§ To do: Quote the whole listing word for word. Do not include the pictures.
########################################
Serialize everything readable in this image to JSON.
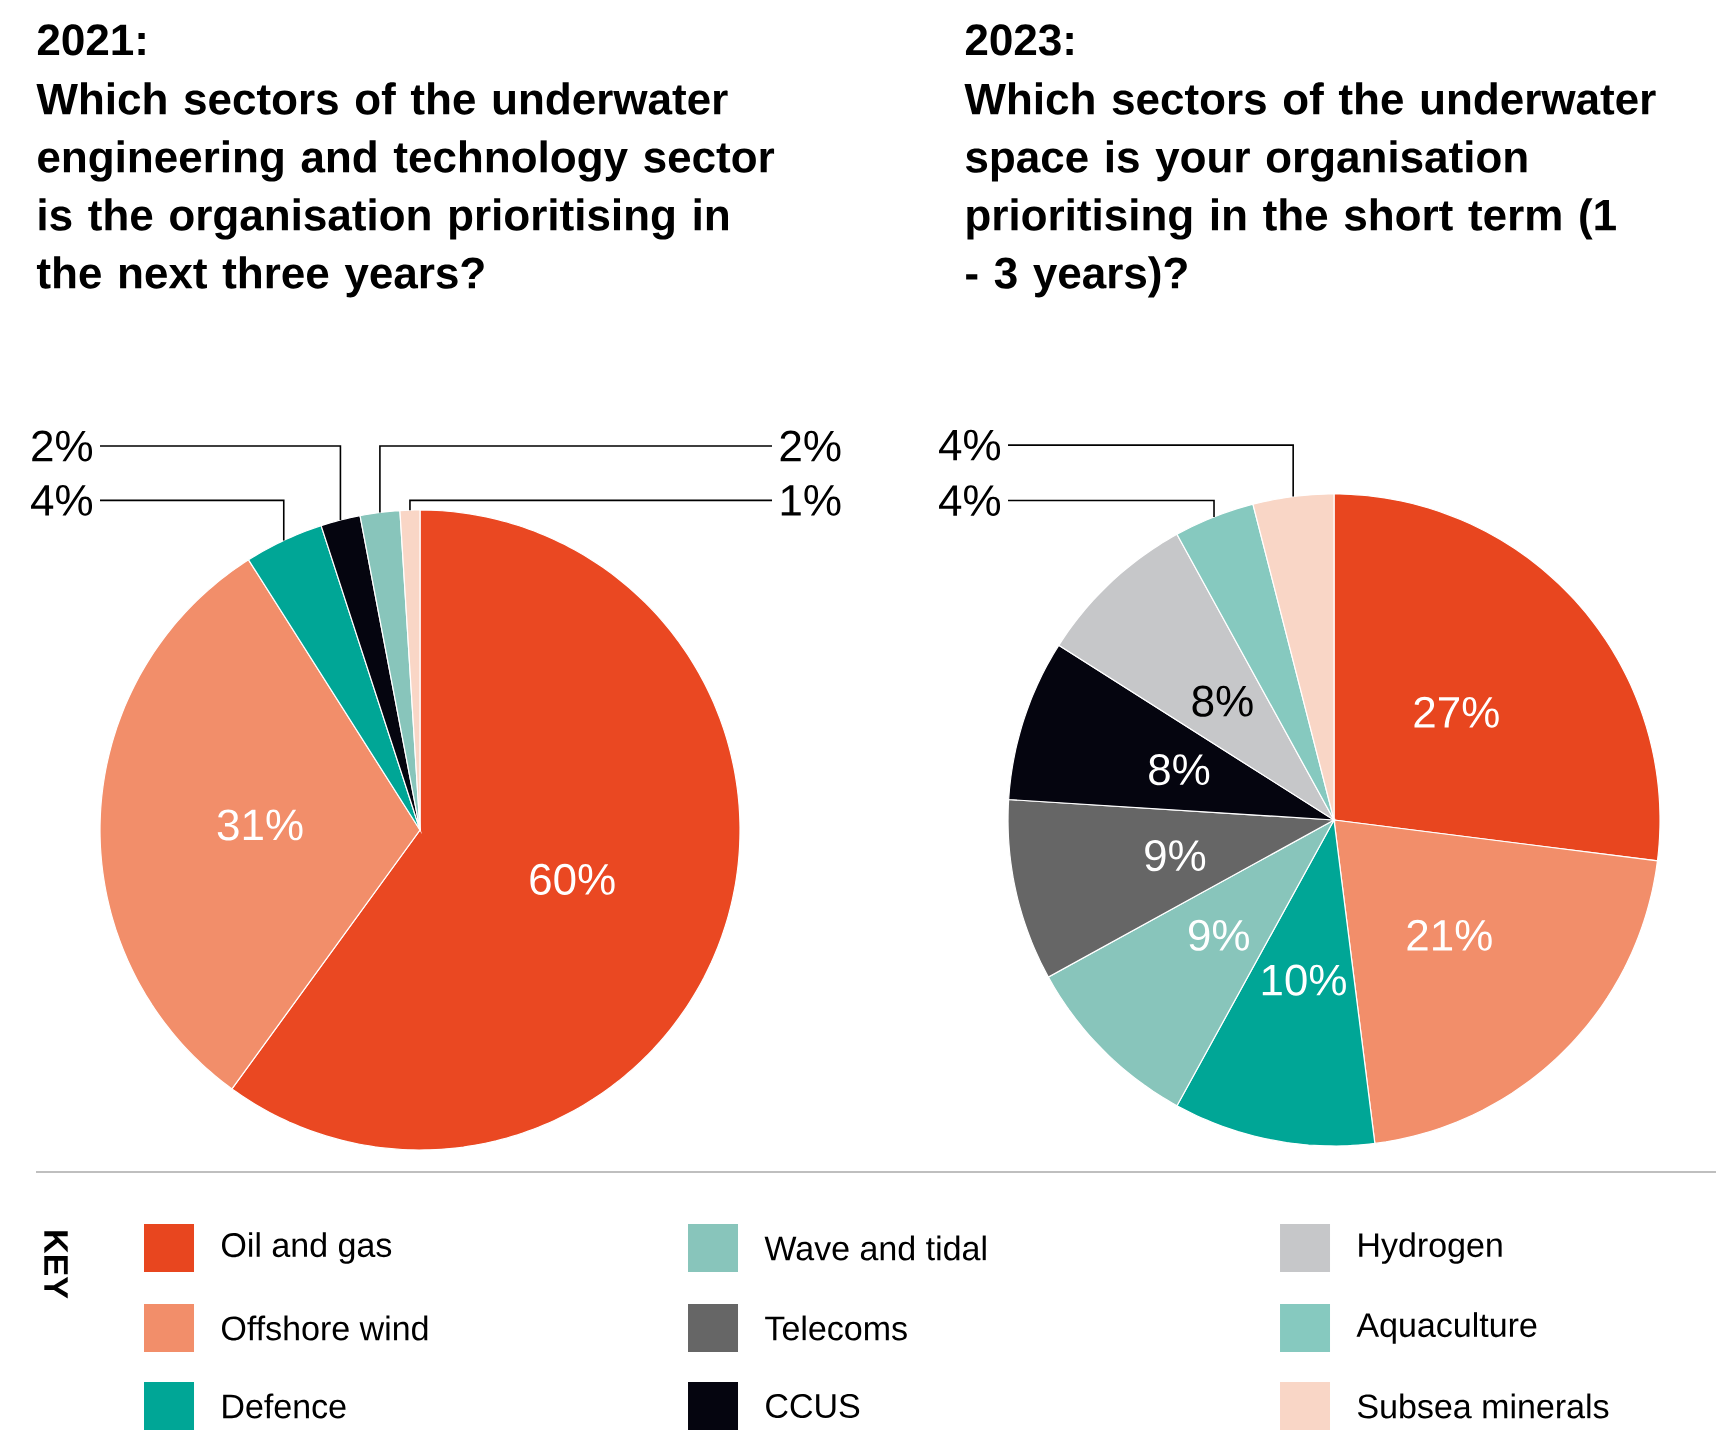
{
  "chart_data": [
    {
      "type": "pie",
      "title": "2021:",
      "subtitle": "Which sectors of the underwater engineering and technology sector is the organisation prioritising in the next three years?",
      "categories": [
        null,
        null,
        null,
        null,
        null,
        null
      ],
      "values": [
        60,
        31,
        4,
        2,
        2,
        1
      ],
      "colors": [
        "#ea4822",
        "#f28e6a",
        "#00a696",
        "#05050f",
        "#88c5bb",
        "#f9d6c6"
      ],
      "value_labels": [
        "60%",
        "31%",
        "4%",
        "2%",
        "2%",
        "1%"
      ]
    },
    {
      "type": "pie",
      "title": "2023:",
      "subtitle": "Which sectors of the underwater space is your organisation prioritising in the short term (1 - 3 years)?",
      "categories": [
        "Oil and gas",
        "Offshore wind",
        "Defence",
        "Wave and tidal",
        "Telecoms",
        "CCUS",
        "Hydrogen",
        "Aquaculture",
        "Subsea minerals"
      ],
      "values": [
        27,
        21,
        10,
        9,
        9,
        8,
        8,
        4,
        4
      ],
      "colors": [
        "#e8461f",
        "#f28e6a",
        "#00a696",
        "#88c5bb",
        "#666666",
        "#05050f",
        "#c6c7c9",
        "#86c9bf",
        "#f9d6c6"
      ],
      "value_labels": [
        "27%",
        "21%",
        "10%",
        "9%",
        "9%",
        "8%",
        "8%",
        "4%",
        "4%"
      ],
      "legend": "bottom",
      "legend_title": "KEY"
    }
  ]
}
########################################
§ Finished task:
Serialize everything readable in this image to JSON.
{
  "chart_data": [
    {
      "type": "pie",
      "title": "2021:",
      "subtitle": "Which sectors of the underwater engineering and technology sector is the organisation prioritising in the next three years?",
      "categories": [
        null,
        null,
        null,
        null,
        null,
        null
      ],
      "values": [
        60,
        31,
        4,
        2,
        2,
        1
      ],
      "colors": [
        "#ea4822",
        "#f28e6a",
        "#00a696",
        "#05050f",
        "#88c5bb",
        "#f9d6c6"
      ],
      "value_labels": [
        "60%",
        "31%",
        "4%",
        "2%",
        "2%",
        "1%"
      ]
    },
    {
      "type": "pie",
      "title": "2023:",
      "subtitle": "Which sectors of the underwater space is your organisation prioritising in the short term (1 - 3 years)?",
      "categories": [
        "Oil and gas",
        "Offshore wind",
        "Defence",
        "Wave and tidal",
        "Telecoms",
        "CCUS",
        "Hydrogen",
        "Aquaculture",
        "Subsea minerals"
      ],
      "values": [
        27,
        21,
        10,
        9,
        9,
        8,
        8,
        4,
        4
      ],
      "colors": [
        "#e8461f",
        "#f28e6a",
        "#00a696",
        "#88c5bb",
        "#666666",
        "#05050f",
        "#c6c7c9",
        "#86c9bf",
        "#f9d6c6"
      ],
      "value_labels": [
        "27%",
        "21%",
        "10%",
        "9%",
        "9%",
        "8%",
        "8%",
        "4%",
        "4%"
      ],
      "legend": "bottom",
      "legend_title": "KEY"
    }
  ]
}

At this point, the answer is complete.